■ INSTRUCTION:
Find the lines of data that contain the string "this", then list them.

Extracted records:
· · · · · · ·
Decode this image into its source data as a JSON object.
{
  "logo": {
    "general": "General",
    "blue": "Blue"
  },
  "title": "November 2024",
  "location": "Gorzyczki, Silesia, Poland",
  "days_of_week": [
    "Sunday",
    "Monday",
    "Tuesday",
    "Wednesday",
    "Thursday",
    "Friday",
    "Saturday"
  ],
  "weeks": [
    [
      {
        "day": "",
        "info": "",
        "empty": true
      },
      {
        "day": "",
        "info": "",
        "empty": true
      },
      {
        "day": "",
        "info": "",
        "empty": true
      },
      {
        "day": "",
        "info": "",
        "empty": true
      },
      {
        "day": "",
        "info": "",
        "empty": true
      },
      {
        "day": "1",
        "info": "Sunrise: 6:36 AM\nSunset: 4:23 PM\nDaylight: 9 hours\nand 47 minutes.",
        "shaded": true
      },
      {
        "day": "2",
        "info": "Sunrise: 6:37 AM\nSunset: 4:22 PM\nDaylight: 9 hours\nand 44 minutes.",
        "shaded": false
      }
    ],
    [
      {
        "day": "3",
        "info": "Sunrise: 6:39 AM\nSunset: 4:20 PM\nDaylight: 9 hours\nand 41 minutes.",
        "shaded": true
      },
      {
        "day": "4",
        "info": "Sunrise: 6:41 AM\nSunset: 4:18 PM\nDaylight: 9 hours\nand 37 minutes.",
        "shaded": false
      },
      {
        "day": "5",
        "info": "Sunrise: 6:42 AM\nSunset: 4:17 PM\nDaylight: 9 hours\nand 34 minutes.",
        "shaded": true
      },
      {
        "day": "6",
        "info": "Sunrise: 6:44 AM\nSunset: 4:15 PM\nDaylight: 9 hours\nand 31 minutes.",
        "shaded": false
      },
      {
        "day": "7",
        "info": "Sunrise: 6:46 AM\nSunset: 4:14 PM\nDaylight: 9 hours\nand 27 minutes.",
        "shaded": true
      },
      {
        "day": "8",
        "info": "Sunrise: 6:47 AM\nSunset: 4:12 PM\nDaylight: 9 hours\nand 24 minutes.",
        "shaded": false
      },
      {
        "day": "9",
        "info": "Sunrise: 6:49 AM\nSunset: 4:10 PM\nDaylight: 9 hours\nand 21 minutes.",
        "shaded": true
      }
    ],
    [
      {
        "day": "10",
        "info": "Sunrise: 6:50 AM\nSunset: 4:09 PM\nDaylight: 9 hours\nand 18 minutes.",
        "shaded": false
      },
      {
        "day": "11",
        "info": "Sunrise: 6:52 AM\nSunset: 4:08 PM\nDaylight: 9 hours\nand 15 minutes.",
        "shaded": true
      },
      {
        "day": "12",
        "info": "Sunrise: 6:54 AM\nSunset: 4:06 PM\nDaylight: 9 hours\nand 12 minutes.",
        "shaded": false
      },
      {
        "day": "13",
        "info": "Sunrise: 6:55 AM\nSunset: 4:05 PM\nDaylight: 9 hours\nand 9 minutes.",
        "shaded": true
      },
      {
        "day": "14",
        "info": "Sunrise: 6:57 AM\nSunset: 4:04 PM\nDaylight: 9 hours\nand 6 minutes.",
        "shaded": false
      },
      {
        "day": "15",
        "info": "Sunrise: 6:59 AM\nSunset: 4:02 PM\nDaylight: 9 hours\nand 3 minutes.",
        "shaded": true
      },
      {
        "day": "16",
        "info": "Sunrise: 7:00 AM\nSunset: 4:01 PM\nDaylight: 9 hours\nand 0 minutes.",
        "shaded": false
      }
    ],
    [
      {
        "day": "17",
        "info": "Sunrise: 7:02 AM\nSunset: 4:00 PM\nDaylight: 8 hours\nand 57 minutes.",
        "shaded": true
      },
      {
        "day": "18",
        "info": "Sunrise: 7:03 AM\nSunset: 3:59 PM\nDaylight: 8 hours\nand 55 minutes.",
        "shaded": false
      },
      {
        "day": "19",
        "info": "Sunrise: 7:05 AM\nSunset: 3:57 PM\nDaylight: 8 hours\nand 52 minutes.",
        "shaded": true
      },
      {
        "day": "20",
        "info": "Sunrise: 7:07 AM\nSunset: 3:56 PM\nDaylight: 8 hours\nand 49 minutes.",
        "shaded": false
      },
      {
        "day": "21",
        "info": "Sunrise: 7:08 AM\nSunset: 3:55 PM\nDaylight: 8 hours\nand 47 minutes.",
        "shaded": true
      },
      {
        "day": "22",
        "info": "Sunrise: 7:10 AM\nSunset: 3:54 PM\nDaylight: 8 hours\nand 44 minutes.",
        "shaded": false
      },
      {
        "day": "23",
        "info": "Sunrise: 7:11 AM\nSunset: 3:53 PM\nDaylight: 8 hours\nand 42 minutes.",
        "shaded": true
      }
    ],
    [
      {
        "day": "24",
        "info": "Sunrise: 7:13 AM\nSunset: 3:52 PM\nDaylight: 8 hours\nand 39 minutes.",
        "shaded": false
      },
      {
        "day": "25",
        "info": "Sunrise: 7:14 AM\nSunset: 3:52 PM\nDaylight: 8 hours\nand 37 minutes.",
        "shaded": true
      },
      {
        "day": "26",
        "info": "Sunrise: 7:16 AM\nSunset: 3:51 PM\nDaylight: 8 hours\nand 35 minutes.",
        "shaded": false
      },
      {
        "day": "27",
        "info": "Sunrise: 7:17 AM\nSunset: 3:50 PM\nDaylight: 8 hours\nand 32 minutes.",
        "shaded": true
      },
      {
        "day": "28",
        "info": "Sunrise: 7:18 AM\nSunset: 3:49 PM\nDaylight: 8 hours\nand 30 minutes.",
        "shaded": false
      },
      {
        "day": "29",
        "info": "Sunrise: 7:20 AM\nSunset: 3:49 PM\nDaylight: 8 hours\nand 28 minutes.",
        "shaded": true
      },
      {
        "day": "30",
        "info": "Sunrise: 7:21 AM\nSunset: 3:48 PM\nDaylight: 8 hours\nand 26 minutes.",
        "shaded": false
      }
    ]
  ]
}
· · · · · · ·
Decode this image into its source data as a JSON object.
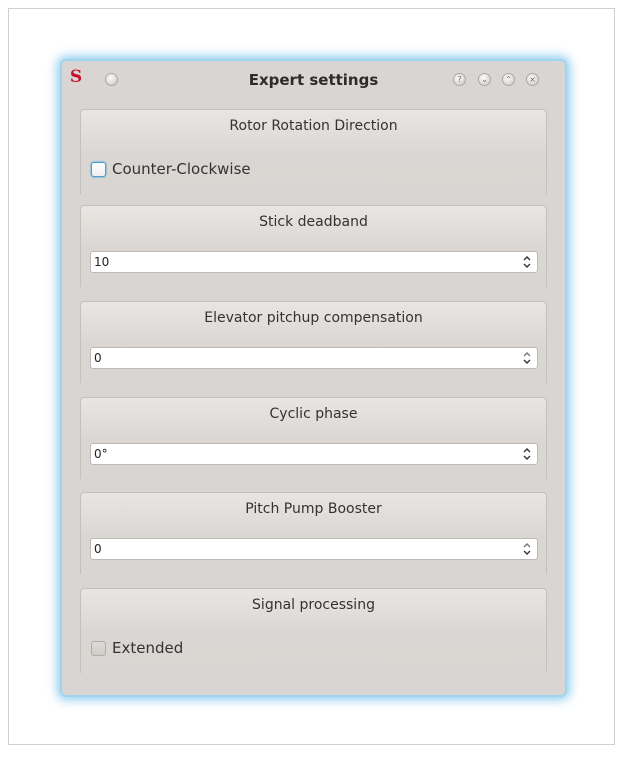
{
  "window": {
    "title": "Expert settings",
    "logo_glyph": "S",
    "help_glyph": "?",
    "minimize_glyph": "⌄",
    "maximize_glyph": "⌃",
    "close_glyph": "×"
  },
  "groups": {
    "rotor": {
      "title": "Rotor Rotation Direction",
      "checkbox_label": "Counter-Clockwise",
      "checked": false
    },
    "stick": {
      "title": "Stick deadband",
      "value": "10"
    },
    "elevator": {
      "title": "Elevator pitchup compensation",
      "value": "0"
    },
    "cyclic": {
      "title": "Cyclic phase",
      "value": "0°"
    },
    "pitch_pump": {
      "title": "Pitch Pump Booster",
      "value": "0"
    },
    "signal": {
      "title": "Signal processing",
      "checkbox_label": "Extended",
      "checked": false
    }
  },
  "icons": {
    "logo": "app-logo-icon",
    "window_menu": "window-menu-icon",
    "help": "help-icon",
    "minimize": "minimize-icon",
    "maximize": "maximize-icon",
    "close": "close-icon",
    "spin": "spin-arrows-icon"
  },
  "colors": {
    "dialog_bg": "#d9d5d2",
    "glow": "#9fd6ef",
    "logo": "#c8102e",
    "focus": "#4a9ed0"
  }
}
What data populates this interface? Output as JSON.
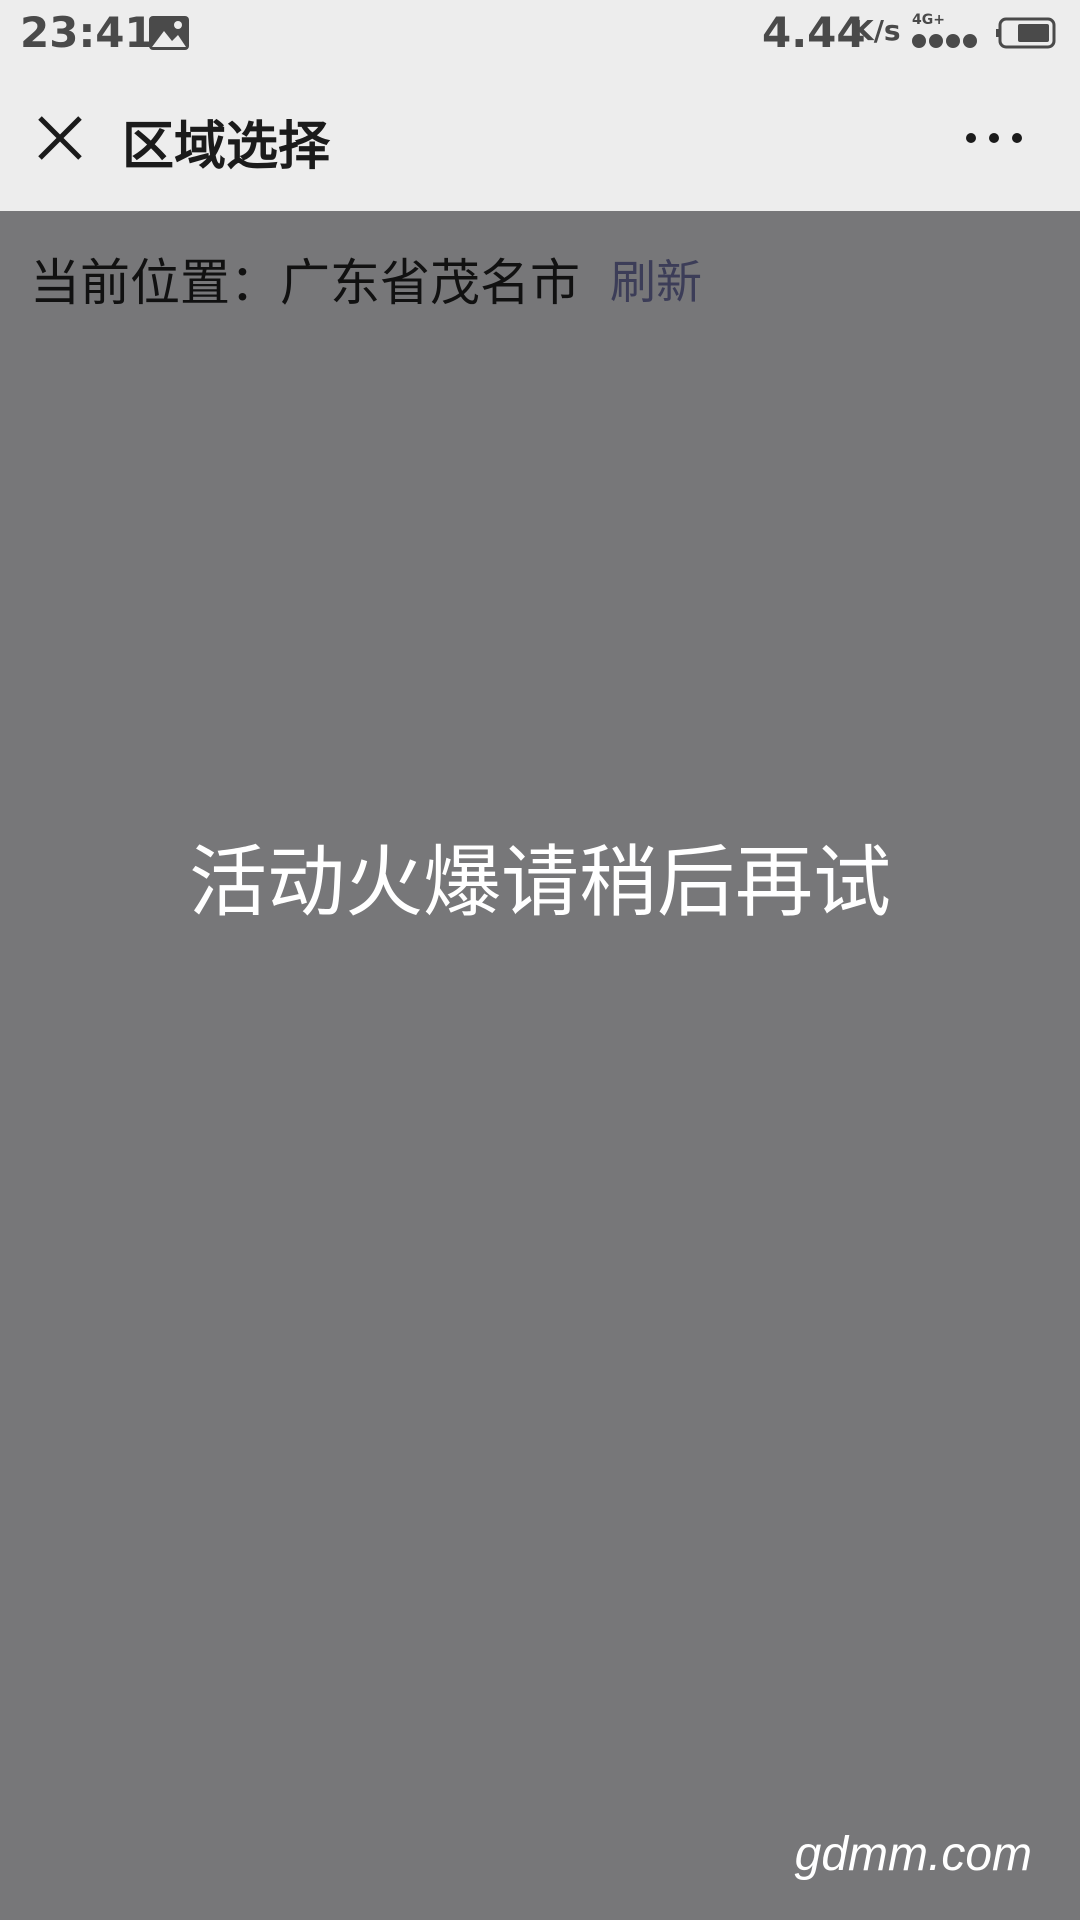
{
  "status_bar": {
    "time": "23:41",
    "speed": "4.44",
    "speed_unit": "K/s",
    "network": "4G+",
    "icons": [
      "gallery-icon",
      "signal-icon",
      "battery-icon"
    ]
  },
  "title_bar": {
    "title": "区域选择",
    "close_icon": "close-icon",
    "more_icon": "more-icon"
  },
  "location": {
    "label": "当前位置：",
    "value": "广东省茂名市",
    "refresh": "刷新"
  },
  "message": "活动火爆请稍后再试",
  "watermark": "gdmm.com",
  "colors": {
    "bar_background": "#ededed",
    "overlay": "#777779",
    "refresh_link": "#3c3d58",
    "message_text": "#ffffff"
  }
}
· · · · · · ·
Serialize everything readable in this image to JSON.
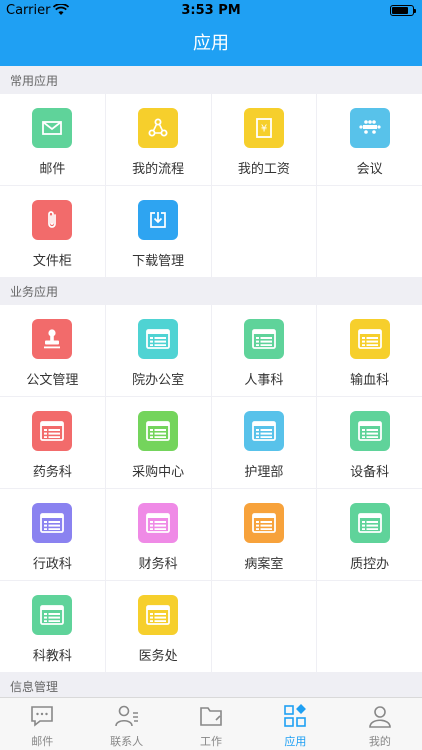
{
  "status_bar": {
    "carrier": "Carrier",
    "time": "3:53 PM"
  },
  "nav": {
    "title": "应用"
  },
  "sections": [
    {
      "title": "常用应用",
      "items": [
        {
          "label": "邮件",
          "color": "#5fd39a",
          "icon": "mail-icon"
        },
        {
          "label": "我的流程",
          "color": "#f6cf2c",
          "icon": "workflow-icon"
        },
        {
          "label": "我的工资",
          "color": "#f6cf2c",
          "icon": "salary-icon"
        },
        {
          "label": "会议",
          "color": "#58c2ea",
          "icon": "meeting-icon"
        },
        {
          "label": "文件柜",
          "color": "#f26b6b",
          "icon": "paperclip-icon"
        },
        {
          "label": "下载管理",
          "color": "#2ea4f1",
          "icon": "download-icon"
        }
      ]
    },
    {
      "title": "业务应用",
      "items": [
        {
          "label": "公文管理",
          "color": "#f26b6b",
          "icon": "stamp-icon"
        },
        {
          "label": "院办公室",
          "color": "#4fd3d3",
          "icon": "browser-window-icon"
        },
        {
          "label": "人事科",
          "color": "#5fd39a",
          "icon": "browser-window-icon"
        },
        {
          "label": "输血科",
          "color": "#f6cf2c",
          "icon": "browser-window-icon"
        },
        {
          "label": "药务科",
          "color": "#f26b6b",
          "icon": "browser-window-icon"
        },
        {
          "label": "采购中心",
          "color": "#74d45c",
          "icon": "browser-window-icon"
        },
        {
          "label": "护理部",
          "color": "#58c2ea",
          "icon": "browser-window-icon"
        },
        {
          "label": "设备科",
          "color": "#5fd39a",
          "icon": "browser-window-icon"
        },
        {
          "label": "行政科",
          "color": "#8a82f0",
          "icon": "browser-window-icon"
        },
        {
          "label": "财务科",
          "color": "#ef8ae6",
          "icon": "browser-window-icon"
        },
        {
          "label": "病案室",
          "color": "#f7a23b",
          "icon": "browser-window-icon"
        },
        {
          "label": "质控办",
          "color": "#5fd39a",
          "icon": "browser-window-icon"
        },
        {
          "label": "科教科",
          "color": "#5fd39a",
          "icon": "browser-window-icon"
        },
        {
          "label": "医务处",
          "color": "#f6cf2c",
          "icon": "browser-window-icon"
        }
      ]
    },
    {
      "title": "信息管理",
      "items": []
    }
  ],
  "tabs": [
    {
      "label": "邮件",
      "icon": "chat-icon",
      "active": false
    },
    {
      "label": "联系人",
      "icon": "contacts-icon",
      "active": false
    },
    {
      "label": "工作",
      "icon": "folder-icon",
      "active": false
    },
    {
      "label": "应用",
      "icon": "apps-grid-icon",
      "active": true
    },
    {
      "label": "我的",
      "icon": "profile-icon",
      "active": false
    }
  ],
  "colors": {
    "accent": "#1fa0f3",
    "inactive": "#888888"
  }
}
· · · · · · ·
■ SOLUTION:
Decode this image into its source data as a JSON object.
Decode this image into its source data as a JSON object.
What data populates this interface? Output as JSON.
Serialize everything readable in this image to JSON.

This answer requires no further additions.